┏━━

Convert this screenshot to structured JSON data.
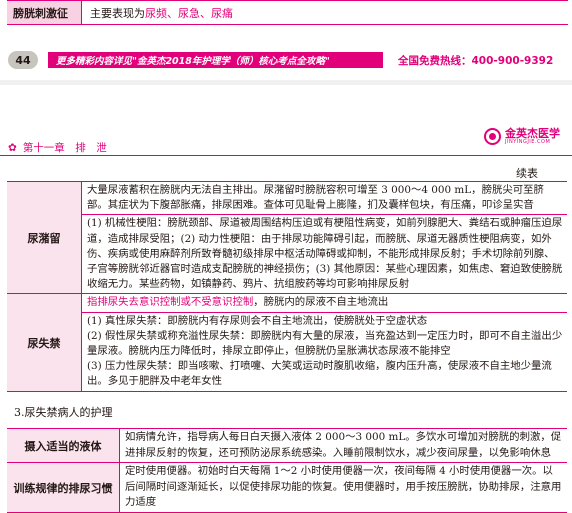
{
  "top_row": {
    "label": "膀胱刺激征",
    "value_prefix": "主要表现为",
    "symptoms": "尿频、尿急、尿痛"
  },
  "footer": {
    "page_number": "44",
    "banner": "更多精彩内容详见\"金英杰2018年护理学（师）核心考点全攻略\"",
    "hotline": "全国免费热线：400-900-9392"
  },
  "chapter": {
    "star": "✿",
    "title": "第十一章　排　泄",
    "logo_name": "金英杰医学",
    "logo_sub": "JINYINGJIE.COM"
  },
  "continued_label": "续表",
  "main_table": [
    {
      "label": "尿潴留",
      "cells": [
        "大量尿液蓄积在膀胱内无法自主排出。尿潴留时膀胱容积可增至 3 000～4 000 mL，膀胱尖可至脐部。其症状为下腹部胀痛，排尿困难。查体可见耻骨上膨隆，扪及囊样包块，有压痛，叩诊呈实音",
        "(1) 机械性梗阻：膀胱颈部、尿道被周围结构压迫或有梗阻性病变，如前列腺肥大、粪结石或肿瘤压迫尿道，造成排尿受阻；(2) 动力性梗阻：由于排尿功能障碍引起，而膀胱、尿道无器质性梗阻病变，如外伤、疾病或使用麻醉剂所致脊髓初级排尿中枢活动障碍或抑制，不能形成排尿反射；手术切除前列腺、子宫等膀胱邻近器官时造成支配膀胱的神经损伤；(3) 其他原因：某些心理因素，如焦虑、窘迫致使膀胱收缩无力。某些药物，如镇静药、鸦片、抗组胺药等均可影响排尿反射"
      ]
    },
    {
      "label": "尿失禁",
      "cells": [
        {
          "emph": "指排尿失去意识控制或不受意识控制",
          "rest": "，膀胱内的尿液不自主地流出"
        },
        "(1) 真性尿失禁：即膀胱内有存尿则会不自主地流出，使膀胱处于空虚状态\n(2) 假性尿失禁或称充溢性尿失禁：即膀胱内有大量的尿液，当充盈达到一定压力时，即可不自主溢出少量尿液。膀胱内压力降低时，排尿立即停止，但膀胱仍呈胀满状态尿液不能排空\n(3) 压力性尿失禁：即当咳嗽、打喷嚏、大笑或运动时腹肌收缩，腹内压升高，使尿液不自主地少量流出。多见于肥胖及中老年女性"
      ]
    }
  ],
  "section_title": "3.尿失禁病人的护理",
  "care_table": [
    {
      "label": "摄入适当的液体",
      "text": "如病情允许，指导病人每日白天摄入液体 2 000～3 000 mL。多饮水可增加对膀胱的刺激，促进排尿反射的恢复，还可预防泌尿系统感染。入睡前限制饮水，减少夜间尿量，以免影响休息"
    },
    {
      "label": "训练规律的排尿习惯",
      "text": "定时使用便器。初始时白天每隔 1～2 小时使用便器一次，夜间每隔 4 小时使用便器一次。以后间隔时间逐渐延长，以促使排尿功能的恢复。使用便器时，用手按压膀胱，协助排尿，注意用力适度"
    }
  ],
  "colors": {
    "accent": "#e2007a",
    "label_fill": "#fbe3ee"
  }
}
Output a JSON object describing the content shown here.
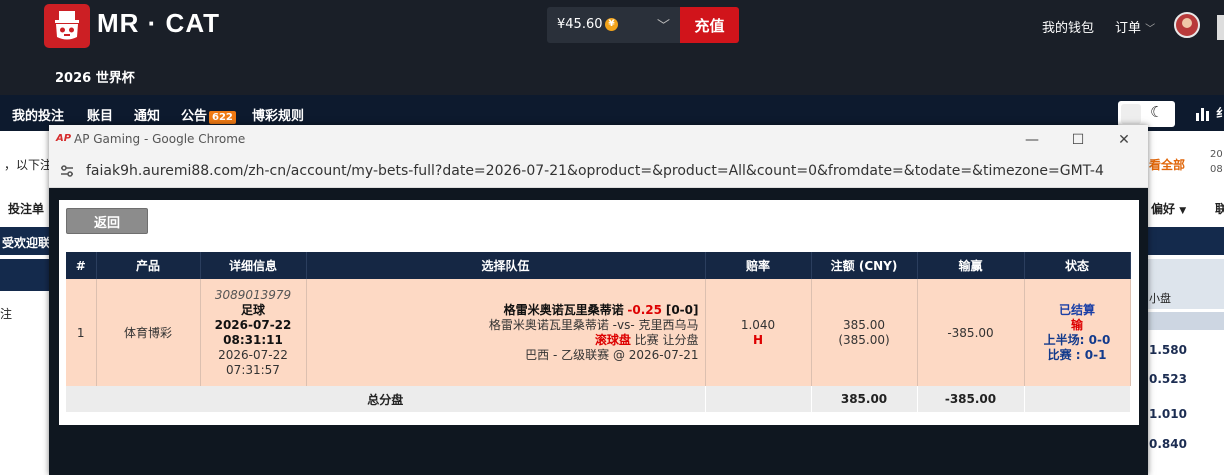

┗━━

*Exercise instructions*:
Copy every line in the records above that contains the word "text".

*Response*:
      "text": "如病情允许，指导病人每日白天摄入液体 2 000～3 000 mL。多饮水可增加对膀胱的刺激，促进排尿反射的恢复，还可预防泌尿系统感染。入睡前限制饮水，减少夜间尿量，以免影响休息"
      "text": "定时使用便器。初始时白天每隔 1～2 小时使用便器一次，夜间每隔 4 小时使用便器一次。以后间隔时间逐渐延长，以促使排尿功能的恢复。使用便器时，用手按压膀胱，协助排尿，注意用力适度"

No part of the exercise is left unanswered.